Stored items -
____

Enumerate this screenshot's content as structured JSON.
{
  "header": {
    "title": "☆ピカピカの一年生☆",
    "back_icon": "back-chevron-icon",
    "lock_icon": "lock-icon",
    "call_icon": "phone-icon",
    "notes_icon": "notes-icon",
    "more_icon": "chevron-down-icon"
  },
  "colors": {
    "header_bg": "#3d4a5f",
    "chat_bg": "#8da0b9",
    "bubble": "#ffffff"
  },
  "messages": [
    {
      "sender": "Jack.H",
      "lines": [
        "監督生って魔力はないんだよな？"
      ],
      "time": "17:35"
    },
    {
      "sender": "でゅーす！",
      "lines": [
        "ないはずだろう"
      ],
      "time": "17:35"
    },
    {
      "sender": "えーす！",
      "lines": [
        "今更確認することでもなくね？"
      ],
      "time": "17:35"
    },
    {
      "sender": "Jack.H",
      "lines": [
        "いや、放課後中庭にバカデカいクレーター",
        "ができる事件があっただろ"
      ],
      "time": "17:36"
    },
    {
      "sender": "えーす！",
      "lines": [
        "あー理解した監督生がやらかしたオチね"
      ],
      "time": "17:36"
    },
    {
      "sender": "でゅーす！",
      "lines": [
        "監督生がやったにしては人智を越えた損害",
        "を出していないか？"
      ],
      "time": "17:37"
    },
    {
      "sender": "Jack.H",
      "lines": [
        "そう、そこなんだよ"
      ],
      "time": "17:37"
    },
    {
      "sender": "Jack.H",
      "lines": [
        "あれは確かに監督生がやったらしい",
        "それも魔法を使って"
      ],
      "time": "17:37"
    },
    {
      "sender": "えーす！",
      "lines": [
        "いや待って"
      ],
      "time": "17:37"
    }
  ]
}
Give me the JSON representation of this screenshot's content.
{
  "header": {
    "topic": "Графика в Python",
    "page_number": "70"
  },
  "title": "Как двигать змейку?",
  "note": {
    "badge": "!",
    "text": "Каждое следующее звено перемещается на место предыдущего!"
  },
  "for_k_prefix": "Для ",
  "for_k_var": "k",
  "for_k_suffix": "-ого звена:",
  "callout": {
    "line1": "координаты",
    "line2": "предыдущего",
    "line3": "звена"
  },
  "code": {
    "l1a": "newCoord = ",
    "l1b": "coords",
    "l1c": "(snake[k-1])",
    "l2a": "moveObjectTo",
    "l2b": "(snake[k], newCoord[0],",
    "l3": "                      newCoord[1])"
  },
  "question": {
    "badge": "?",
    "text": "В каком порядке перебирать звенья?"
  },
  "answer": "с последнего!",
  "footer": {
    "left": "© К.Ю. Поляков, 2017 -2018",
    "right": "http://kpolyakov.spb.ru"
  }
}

____

What is expected -
Above are the records; copy all of them exactly.

Answer in full -
Enumerate this screenshot's content as structured JSON.
{
  "header": {
    "title": "☆ピカピカの一年生☆",
    "back_icon": "back-chevron-icon",
    "lock_icon": "lock-icon",
    "call_icon": "phone-icon",
    "notes_icon": "notes-icon",
    "more_icon": "chevron-down-icon"
  },
  "colors": {
    "header_bg": "#3d4a5f",
    "chat_bg": "#8da0b9",
    "bubble": "#ffffff"
  },
  "messages": [
    {
      "sender": "Jack.H",
      "lines": [
        "監督生って魔力はないんだよな？"
      ],
      "time": "17:35"
    },
    {
      "sender": "でゅーす！",
      "lines": [
        "ないはずだろう"
      ],
      "time": "17:35"
    },
    {
      "sender": "えーす！",
      "lines": [
        "今更確認することでもなくね？"
      ],
      "time": "17:35"
    },
    {
      "sender": "Jack.H",
      "lines": [
        "いや、放課後中庭にバカデカいクレーター",
        "ができる事件があっただろ"
      ],
      "time": "17:36"
    },
    {
      "sender": "えーす！",
      "lines": [
        "あー理解した監督生がやらかしたオチね"
      ],
      "time": "17:36"
    },
    {
      "sender": "でゅーす！",
      "lines": [
        "監督生がやったにしては人智を越えた損害",
        "を出していないか？"
      ],
      "time": "17:37"
    },
    {
      "sender": "Jack.H",
      "lines": [
        "そう、そこなんだよ"
      ],
      "time": "17:37"
    },
    {
      "sender": "Jack.H",
      "lines": [
        "あれは確かに監督生がやったらしい",
        "それも魔法を使って"
      ],
      "time": "17:37"
    },
    {
      "sender": "えーす！",
      "lines": [
        "いや待って"
      ],
      "time": "17:37"
    }
  ]
}
Give me the JSON representation of this screenshot's content.
{
  "header": {
    "topic": "Графика в Python",
    "page_number": "70"
  },
  "title": "Как двигать змейку?",
  "note": {
    "badge": "!",
    "text": "Каждое следующее звено перемещается на место предыдущего!"
  },
  "for_k_prefix": "Для ",
  "for_k_var": "k",
  "for_k_suffix": "-ого звена:",
  "callout": {
    "line1": "координаты",
    "line2": "предыдущего",
    "line3": "звена"
  },
  "code": {
    "l1a": "newCoord = ",
    "l1b": "coords",
    "l1c": "(snake[k-1])",
    "l2a": "moveObjectTo",
    "l2b": "(snake[k], newCoord[0],",
    "l3": "                      newCoord[1])"
  },
  "question": {
    "badge": "?",
    "text": "В каком порядке перебирать звенья?"
  },
  "answer": "с последнего!",
  "footer": {
    "left": "© К.Ю. Поляков, 2017 -2018",
    "right": "http://kpolyakov.spb.ru"
  }
}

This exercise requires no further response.